> [Stated exercise] Copy each line that contains the string "What".

═══ Stored rows ═══

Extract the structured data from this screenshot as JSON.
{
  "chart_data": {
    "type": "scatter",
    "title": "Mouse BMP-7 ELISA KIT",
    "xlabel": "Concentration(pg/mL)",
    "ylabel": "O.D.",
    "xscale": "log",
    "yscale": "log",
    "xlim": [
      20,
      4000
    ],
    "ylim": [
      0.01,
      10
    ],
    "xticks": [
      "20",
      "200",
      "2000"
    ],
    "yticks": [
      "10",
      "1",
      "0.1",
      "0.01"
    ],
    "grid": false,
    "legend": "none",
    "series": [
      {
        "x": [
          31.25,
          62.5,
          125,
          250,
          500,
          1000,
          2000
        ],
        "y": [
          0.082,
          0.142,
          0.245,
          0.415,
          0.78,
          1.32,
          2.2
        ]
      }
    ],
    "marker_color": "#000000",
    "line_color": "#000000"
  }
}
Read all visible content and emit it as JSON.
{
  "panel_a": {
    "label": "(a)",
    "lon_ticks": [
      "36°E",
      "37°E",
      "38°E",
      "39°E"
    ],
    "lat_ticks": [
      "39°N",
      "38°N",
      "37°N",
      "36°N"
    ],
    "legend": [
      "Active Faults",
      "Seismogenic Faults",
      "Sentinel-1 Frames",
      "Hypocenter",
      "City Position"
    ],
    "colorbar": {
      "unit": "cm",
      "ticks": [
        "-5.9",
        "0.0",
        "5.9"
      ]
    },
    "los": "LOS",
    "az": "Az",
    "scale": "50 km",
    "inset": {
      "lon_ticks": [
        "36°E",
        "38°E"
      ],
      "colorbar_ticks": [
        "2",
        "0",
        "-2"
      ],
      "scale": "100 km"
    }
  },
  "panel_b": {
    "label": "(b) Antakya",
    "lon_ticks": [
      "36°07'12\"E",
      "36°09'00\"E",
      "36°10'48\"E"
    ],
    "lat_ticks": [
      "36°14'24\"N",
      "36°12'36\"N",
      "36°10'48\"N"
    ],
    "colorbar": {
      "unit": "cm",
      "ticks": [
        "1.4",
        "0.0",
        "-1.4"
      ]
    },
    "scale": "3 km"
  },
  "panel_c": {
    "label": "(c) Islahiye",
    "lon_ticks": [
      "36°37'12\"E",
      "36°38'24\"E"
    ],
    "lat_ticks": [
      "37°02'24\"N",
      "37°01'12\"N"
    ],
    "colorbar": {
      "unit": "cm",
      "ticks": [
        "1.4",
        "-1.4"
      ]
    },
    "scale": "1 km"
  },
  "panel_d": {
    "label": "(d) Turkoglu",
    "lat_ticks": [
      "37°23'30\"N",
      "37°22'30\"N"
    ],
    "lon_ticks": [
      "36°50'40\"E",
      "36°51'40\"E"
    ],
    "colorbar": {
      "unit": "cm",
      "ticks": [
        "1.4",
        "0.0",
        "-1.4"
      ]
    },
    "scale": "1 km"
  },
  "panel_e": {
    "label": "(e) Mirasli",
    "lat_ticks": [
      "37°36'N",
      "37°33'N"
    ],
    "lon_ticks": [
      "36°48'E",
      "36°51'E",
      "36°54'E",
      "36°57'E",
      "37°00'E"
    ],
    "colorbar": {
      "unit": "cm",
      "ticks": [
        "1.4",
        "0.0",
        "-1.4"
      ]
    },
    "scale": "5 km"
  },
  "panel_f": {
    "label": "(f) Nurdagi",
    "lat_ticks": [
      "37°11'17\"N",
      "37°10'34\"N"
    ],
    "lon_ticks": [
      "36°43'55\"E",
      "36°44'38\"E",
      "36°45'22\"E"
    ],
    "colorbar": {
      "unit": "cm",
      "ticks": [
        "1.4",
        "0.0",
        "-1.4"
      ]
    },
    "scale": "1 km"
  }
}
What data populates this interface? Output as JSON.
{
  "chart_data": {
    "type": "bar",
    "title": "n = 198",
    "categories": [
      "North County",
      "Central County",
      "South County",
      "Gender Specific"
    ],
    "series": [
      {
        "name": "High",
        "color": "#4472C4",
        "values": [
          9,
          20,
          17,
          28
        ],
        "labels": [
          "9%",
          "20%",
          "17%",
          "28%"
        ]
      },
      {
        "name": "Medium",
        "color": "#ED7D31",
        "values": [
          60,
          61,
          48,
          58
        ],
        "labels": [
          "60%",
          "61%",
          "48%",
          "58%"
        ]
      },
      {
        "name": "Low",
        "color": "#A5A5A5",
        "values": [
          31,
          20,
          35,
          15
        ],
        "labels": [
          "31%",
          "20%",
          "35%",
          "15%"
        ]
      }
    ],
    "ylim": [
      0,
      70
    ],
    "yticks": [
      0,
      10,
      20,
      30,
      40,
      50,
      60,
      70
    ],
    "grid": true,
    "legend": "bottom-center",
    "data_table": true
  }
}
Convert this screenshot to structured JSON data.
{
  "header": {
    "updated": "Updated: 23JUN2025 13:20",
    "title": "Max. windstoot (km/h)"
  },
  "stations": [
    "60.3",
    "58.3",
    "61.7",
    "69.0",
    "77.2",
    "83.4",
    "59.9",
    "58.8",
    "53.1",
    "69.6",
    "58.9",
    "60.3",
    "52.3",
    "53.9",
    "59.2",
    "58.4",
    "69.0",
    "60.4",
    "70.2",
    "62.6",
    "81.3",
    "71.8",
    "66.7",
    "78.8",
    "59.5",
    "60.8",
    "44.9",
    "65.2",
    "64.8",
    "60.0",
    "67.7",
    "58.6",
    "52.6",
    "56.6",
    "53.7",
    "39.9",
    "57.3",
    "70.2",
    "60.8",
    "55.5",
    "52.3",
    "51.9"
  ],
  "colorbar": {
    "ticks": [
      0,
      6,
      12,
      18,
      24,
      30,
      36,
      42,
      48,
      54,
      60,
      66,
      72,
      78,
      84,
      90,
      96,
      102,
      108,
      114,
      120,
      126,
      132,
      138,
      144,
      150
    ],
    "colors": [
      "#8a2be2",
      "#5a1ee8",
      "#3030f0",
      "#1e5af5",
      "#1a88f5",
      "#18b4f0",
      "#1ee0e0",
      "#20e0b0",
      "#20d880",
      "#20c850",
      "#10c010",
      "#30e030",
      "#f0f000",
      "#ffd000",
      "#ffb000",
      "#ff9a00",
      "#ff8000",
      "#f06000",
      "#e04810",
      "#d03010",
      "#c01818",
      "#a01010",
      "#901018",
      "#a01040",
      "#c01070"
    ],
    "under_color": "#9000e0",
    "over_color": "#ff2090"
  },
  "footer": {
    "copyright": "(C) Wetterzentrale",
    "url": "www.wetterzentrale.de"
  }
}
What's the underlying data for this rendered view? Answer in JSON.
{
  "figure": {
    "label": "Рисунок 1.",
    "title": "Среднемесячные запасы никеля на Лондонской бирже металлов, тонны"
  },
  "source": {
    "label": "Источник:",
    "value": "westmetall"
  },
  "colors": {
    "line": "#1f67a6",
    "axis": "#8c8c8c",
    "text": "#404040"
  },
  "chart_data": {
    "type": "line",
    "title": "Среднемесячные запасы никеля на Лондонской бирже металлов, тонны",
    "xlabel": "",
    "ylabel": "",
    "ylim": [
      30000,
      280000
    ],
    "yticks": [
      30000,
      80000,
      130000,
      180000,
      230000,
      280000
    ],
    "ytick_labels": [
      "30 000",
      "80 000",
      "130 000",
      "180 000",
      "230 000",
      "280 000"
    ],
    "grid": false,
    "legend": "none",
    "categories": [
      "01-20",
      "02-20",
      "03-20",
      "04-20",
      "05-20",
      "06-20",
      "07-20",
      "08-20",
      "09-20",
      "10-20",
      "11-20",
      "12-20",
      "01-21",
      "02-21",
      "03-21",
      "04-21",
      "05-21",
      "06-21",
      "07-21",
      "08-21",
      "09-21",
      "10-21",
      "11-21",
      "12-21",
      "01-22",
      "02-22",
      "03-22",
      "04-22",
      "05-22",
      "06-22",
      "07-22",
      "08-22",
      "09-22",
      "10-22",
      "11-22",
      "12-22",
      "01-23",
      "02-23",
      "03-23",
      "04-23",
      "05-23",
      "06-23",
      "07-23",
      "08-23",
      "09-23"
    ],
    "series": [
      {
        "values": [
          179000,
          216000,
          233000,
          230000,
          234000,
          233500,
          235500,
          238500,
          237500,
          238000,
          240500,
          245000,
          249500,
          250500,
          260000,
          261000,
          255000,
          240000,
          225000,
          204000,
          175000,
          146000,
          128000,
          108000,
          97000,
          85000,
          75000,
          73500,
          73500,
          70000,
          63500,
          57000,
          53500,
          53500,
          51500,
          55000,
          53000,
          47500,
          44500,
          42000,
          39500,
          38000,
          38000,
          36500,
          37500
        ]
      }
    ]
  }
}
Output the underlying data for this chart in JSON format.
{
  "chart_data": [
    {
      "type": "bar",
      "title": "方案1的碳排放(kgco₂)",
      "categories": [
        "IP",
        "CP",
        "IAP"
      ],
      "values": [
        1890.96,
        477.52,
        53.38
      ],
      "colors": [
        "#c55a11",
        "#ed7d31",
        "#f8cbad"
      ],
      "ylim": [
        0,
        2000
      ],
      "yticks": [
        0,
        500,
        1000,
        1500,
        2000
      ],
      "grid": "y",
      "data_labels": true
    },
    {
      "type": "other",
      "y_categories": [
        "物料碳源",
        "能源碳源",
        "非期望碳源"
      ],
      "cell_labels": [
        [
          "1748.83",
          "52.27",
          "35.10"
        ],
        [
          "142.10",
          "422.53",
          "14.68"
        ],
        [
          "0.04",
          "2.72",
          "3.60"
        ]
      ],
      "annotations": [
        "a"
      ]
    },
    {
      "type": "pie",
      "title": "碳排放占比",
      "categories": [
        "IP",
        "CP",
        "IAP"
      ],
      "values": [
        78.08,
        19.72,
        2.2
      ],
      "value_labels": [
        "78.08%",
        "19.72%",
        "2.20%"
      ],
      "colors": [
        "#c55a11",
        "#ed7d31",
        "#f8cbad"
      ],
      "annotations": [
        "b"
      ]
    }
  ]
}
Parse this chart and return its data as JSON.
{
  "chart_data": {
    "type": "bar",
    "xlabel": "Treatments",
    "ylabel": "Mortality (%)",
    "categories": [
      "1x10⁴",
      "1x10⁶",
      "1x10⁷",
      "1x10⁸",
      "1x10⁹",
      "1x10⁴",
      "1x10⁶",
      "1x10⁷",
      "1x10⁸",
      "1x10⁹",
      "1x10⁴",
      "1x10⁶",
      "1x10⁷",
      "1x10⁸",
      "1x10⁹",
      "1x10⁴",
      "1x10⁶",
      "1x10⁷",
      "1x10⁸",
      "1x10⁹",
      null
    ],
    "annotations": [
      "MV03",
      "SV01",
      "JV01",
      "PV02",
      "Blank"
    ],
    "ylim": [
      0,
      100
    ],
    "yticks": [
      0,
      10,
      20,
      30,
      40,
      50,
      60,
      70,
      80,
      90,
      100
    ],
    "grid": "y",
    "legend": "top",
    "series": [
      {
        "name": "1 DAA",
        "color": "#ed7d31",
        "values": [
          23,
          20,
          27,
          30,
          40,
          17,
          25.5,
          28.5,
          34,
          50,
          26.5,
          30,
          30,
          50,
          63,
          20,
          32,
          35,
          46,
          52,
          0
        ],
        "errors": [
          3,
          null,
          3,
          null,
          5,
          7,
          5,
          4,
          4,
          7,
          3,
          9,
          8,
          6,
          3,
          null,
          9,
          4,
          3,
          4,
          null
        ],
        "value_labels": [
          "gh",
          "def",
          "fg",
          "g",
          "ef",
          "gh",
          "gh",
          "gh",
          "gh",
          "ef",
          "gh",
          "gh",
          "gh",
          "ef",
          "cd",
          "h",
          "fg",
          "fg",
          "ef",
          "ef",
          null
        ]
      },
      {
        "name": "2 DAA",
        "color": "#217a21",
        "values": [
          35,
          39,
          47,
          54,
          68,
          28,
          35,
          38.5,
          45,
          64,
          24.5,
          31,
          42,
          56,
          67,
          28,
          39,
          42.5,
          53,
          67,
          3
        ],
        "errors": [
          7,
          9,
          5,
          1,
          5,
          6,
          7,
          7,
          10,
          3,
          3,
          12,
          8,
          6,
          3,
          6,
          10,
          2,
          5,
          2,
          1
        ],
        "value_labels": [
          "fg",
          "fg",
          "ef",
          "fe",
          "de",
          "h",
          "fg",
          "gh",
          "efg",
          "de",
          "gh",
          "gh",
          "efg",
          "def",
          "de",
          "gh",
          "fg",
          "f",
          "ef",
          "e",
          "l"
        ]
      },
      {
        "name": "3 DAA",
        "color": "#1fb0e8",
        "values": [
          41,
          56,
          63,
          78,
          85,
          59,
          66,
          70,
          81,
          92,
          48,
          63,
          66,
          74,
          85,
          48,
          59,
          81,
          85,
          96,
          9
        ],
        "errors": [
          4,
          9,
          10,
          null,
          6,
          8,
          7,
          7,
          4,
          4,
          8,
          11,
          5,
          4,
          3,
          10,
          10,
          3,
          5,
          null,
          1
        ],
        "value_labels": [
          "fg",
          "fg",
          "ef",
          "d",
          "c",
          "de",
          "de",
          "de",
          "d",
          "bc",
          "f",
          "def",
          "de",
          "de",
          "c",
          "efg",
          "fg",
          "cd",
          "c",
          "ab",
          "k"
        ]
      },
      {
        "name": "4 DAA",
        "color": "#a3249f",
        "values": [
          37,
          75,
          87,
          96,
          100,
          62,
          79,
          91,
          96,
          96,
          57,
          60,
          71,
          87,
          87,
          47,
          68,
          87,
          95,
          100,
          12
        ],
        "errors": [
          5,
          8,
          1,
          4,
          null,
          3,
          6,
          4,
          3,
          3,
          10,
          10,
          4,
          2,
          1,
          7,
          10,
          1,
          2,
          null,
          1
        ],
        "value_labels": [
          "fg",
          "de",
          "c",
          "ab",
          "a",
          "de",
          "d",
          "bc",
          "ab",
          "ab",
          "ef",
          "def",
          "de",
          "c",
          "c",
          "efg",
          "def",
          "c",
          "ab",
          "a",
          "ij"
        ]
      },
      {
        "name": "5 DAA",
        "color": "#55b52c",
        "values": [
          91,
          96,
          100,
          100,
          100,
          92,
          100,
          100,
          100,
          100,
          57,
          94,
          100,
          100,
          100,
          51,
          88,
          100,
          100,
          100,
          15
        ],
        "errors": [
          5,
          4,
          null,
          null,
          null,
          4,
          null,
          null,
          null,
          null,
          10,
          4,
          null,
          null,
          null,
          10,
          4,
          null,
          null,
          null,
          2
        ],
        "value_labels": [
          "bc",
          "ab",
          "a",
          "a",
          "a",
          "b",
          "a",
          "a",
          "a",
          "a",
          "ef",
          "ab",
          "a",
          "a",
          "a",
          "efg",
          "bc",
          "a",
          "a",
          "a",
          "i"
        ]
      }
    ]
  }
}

═══

> [Complete response]
What data populates this interface? Output as JSON.
What's the underlying data for this rendered view? Answer in JSON.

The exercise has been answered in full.